## Problem to work on
Locate the word "screenshot" in the data below, then copy every line that holds it.

** BEGIN Record extracts **

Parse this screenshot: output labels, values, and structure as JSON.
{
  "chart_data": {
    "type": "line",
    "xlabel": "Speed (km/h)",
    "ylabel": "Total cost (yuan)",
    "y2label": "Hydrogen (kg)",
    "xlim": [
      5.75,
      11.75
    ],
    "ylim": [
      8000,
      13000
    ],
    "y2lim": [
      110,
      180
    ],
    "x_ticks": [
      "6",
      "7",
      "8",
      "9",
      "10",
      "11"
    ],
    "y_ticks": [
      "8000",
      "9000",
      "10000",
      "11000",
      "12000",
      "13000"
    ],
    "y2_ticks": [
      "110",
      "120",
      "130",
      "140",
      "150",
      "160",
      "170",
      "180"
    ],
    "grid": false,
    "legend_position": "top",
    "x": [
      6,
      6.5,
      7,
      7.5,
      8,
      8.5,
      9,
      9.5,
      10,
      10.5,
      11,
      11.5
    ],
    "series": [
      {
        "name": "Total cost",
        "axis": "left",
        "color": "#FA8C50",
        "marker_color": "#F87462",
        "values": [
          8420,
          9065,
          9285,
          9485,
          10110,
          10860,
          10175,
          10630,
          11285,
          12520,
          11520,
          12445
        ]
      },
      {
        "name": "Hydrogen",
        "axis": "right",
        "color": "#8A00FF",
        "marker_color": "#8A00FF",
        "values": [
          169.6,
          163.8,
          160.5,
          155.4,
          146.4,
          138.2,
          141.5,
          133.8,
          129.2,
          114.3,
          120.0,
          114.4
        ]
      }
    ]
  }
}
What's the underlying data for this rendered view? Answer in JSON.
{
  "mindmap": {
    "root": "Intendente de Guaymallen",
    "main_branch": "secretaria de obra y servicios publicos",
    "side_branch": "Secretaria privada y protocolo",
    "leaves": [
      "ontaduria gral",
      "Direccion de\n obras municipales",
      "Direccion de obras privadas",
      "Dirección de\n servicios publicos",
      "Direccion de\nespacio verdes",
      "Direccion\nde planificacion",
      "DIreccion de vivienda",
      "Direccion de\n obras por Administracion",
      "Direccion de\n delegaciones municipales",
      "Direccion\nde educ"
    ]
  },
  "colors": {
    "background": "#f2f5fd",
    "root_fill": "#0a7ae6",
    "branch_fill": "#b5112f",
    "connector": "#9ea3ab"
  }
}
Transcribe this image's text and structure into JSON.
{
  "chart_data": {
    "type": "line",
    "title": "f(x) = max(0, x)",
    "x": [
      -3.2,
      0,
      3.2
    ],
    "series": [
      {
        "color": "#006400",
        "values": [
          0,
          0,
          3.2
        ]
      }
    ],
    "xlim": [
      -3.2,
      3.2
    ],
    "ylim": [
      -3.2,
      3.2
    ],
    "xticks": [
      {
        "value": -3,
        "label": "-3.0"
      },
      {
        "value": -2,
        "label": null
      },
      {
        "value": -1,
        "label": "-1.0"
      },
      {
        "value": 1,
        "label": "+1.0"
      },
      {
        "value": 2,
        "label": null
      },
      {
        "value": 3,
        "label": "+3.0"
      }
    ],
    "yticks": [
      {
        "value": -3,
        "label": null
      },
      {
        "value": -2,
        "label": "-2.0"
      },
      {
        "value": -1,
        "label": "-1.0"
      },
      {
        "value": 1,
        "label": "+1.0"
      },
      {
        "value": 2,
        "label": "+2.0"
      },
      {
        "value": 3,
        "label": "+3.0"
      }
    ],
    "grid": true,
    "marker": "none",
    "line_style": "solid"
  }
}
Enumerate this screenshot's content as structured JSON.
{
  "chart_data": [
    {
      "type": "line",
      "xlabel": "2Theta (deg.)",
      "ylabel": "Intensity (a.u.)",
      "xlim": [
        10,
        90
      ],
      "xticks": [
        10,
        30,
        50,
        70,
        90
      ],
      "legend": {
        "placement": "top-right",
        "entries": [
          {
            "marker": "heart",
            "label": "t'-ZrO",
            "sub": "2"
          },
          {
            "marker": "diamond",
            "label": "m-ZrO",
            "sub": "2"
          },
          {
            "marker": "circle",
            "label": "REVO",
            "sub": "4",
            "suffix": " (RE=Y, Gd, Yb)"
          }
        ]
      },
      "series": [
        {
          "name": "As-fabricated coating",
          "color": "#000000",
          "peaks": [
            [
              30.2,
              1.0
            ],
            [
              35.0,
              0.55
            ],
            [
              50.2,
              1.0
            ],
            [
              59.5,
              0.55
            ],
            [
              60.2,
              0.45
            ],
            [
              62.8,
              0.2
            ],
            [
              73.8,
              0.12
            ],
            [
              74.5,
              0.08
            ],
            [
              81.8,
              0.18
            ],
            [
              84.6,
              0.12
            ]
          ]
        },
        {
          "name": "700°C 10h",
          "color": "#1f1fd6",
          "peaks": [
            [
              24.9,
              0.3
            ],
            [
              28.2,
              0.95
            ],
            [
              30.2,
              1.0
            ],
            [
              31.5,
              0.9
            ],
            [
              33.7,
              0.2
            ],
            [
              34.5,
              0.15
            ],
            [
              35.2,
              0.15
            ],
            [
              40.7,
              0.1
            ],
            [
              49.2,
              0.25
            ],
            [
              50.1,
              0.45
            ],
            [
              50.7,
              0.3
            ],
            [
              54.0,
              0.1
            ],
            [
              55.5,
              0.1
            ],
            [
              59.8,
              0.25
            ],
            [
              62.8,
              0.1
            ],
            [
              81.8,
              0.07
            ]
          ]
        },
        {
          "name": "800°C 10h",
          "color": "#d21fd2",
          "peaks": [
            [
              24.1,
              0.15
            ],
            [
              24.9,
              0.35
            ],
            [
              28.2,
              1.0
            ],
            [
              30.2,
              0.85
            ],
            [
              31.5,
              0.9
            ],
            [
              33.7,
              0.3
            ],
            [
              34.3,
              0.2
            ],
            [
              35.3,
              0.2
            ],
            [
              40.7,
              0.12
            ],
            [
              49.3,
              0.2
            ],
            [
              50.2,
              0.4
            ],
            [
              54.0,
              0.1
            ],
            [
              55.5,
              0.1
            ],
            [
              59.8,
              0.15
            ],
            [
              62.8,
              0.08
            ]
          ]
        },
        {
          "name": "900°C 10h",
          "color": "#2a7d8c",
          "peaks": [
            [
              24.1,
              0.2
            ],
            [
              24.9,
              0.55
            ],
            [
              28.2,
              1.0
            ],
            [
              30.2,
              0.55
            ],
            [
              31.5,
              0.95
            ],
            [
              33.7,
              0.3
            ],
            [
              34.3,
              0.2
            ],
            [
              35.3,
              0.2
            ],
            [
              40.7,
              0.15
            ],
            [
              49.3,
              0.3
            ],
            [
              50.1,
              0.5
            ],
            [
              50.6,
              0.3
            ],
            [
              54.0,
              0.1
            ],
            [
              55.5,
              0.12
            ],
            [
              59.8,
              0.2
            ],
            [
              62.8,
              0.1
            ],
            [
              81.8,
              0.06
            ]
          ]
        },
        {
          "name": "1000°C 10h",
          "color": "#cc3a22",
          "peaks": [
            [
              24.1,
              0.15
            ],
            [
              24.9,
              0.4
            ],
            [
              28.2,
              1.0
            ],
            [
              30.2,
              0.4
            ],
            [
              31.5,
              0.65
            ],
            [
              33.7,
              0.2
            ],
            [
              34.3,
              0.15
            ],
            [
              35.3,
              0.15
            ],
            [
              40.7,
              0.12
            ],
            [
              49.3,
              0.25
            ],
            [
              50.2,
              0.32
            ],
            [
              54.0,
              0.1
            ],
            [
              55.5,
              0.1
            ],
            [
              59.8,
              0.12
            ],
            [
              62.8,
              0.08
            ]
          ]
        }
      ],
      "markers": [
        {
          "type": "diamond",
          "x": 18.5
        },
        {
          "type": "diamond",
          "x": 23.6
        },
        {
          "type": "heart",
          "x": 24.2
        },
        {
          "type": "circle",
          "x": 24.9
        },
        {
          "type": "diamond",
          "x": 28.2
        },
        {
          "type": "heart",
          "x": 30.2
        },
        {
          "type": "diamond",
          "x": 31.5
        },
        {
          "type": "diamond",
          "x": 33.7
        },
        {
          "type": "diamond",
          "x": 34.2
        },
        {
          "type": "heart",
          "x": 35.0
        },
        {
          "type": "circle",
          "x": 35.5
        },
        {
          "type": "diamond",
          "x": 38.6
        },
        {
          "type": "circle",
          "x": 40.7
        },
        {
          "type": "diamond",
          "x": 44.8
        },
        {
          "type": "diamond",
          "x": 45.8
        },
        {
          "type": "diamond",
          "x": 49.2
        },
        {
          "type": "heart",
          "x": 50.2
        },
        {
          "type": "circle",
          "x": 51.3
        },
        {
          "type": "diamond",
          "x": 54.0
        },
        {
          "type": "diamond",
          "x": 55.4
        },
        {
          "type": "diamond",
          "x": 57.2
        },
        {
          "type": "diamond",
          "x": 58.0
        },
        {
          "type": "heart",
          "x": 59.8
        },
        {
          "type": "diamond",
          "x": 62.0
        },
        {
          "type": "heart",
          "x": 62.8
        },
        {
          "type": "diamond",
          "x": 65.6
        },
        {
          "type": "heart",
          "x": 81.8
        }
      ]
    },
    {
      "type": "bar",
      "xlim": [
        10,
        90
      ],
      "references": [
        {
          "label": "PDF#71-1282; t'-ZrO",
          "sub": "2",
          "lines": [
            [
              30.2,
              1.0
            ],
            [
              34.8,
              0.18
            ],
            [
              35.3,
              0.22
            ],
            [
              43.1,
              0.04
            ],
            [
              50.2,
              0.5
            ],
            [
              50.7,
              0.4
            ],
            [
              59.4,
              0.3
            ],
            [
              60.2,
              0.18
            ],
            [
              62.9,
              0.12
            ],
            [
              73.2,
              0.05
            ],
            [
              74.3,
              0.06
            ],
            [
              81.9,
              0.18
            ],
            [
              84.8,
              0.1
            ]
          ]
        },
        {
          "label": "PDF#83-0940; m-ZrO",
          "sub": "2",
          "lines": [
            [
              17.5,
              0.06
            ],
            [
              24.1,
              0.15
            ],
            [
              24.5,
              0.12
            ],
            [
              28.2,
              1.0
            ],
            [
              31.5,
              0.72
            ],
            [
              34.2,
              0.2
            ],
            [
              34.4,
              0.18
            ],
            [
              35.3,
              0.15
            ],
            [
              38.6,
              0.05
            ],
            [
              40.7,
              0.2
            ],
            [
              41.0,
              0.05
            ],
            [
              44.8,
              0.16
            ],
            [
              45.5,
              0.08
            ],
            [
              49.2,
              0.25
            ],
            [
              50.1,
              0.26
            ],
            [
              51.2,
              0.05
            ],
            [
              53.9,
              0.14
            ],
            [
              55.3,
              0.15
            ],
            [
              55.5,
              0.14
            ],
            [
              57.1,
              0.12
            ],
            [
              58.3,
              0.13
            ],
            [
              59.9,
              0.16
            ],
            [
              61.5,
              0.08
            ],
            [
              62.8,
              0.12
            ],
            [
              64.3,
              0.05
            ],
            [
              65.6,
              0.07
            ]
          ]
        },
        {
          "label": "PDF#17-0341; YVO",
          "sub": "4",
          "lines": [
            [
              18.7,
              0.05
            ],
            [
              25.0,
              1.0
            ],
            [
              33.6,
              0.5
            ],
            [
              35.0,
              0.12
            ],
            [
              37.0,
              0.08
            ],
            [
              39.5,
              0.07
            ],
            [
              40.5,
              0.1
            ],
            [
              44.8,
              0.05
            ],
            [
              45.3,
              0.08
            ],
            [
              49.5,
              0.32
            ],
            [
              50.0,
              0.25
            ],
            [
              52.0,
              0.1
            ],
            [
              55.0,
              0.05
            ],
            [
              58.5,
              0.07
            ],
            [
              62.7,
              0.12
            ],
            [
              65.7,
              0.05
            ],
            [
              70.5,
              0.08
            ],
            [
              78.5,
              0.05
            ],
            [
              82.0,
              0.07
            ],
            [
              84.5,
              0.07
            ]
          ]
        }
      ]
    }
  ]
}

** END Record extracts **

## Completed exercise
Parse this screenshot: output labels, values, and structure as JSON.
Enumerate this screenshot's content as structured JSON.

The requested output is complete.